__What you have to do__
Repeat the records below exactly as they appear.

__Collected data entries__
•••

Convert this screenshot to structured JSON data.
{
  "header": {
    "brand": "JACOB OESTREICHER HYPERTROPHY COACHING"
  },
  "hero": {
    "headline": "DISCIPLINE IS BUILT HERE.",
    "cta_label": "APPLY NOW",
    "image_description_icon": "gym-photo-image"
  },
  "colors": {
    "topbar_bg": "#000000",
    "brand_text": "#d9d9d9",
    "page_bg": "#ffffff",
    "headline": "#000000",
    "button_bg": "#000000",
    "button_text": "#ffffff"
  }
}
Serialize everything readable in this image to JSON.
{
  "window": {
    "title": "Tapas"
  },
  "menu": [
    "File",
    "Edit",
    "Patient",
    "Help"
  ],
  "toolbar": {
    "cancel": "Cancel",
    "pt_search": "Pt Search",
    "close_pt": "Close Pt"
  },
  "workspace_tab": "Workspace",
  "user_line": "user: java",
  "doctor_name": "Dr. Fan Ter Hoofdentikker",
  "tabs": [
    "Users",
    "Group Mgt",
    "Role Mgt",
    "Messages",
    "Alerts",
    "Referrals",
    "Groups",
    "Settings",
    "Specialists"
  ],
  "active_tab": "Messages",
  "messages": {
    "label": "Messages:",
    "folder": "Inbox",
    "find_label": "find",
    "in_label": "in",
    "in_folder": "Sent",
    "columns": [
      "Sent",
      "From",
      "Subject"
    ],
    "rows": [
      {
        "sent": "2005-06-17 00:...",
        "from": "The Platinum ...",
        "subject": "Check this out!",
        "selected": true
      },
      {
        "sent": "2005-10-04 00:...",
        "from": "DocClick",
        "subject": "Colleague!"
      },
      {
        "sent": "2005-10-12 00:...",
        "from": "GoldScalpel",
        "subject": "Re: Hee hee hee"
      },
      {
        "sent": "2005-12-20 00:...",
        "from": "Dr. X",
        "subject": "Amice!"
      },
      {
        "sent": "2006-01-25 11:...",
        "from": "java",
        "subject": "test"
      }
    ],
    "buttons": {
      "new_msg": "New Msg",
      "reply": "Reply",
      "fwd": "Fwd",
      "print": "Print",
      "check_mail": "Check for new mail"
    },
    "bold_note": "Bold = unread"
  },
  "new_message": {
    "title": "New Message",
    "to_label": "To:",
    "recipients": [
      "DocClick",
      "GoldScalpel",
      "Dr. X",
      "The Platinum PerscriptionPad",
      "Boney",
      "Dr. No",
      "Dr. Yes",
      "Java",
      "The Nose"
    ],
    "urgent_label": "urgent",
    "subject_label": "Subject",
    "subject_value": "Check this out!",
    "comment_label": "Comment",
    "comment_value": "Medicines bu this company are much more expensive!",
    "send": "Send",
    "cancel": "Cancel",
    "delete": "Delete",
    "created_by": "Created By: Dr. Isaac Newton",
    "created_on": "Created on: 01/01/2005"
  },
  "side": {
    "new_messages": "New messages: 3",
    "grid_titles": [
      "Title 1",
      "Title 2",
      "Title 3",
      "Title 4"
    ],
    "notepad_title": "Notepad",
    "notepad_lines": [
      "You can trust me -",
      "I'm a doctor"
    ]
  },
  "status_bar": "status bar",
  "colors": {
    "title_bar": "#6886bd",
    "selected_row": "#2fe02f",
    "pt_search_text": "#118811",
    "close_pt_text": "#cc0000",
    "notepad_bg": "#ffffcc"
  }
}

•••

__Answer__
Convert this screenshot to structured JSON data.
{
  "header": {
    "brand": "JACOB OESTREICHER HYPERTROPHY COACHING"
  },
  "hero": {
    "headline": "DISCIPLINE IS BUILT HERE.",
    "cta_label": "APPLY NOW",
    "image_description_icon": "gym-photo-image"
  },
  "colors": {
    "topbar_bg": "#000000",
    "brand_text": "#d9d9d9",
    "page_bg": "#ffffff",
    "headline": "#000000",
    "button_bg": "#000000",
    "button_text": "#ffffff"
  }
}
Serialize everything readable in this image to JSON.
{
  "window": {
    "title": "Tapas"
  },
  "menu": [
    "File",
    "Edit",
    "Patient",
    "Help"
  ],
  "toolbar": {
    "cancel": "Cancel",
    "pt_search": "Pt Search",
    "close_pt": "Close Pt"
  },
  "workspace_tab": "Workspace",
  "user_line": "user: java",
  "doctor_name": "Dr. Fan Ter Hoofdentikker",
  "tabs": [
    "Users",
    "Group Mgt",
    "Role Mgt",
    "Messages",
    "Alerts",
    "Referrals",
    "Groups",
    "Settings",
    "Specialists"
  ],
  "active_tab": "Messages",
  "messages": {
    "label": "Messages:",
    "folder": "Inbox",
    "find_label": "find",
    "in_label": "in",
    "in_folder": "Sent",
    "columns": [
      "Sent",
      "From",
      "Subject"
    ],
    "rows": [
      {
        "sent": "2005-06-17 00:...",
        "from": "The Platinum ...",
        "subject": "Check this out!",
        "selected": true
      },
      {
        "sent": "2005-10-04 00:...",
        "from": "DocClick",
        "subject": "Colleague!"
      },
      {
        "sent": "2005-10-12 00:...",
        "from": "GoldScalpel",
        "subject": "Re: Hee hee hee"
      },
      {
        "sent": "2005-12-20 00:...",
        "from": "Dr. X",
        "subject": "Amice!"
      },
      {
        "sent": "2006-01-25 11:...",
        "from": "java",
        "subject": "test"
      }
    ],
    "buttons": {
      "new_msg": "New Msg",
      "reply": "Reply",
      "fwd": "Fwd",
      "print": "Print",
      "check_mail": "Check for new mail"
    },
    "bold_note": "Bold = unread"
  },
  "new_message": {
    "title": "New Message",
    "to_label": "To:",
    "recipients": [
      "DocClick",
      "GoldScalpel",
      "Dr. X",
      "The Platinum PerscriptionPad",
      "Boney",
      "Dr. No",
      "Dr. Yes",
      "Java",
      "The Nose"
    ],
    "urgent_label": "urgent",
    "subject_label": "Subject",
    "subject_value": "Check this out!",
    "comment_label": "Comment",
    "comment_value": "Medicines bu this company are much more expensive!",
    "send": "Send",
    "cancel": "Cancel",
    "delete": "Delete",
    "created_by": "Created By: Dr. Isaac Newton",
    "created_on": "Created on: 01/01/2005"
  },
  "side": {
    "new_messages": "New messages: 3",
    "grid_titles": [
      "Title 1",
      "Title 2",
      "Title 3",
      "Title 4"
    ],
    "notepad_title": "Notepad",
    "notepad_lines": [
      "You can trust me -",
      "I'm a doctor"
    ]
  },
  "status_bar": "status bar",
  "colors": {
    "title_bar": "#6886bd",
    "selected_row": "#2fe02f",
    "pt_search_text": "#118811",
    "close_pt_text": "#cc0000",
    "notepad_bg": "#ffffcc"
  }
}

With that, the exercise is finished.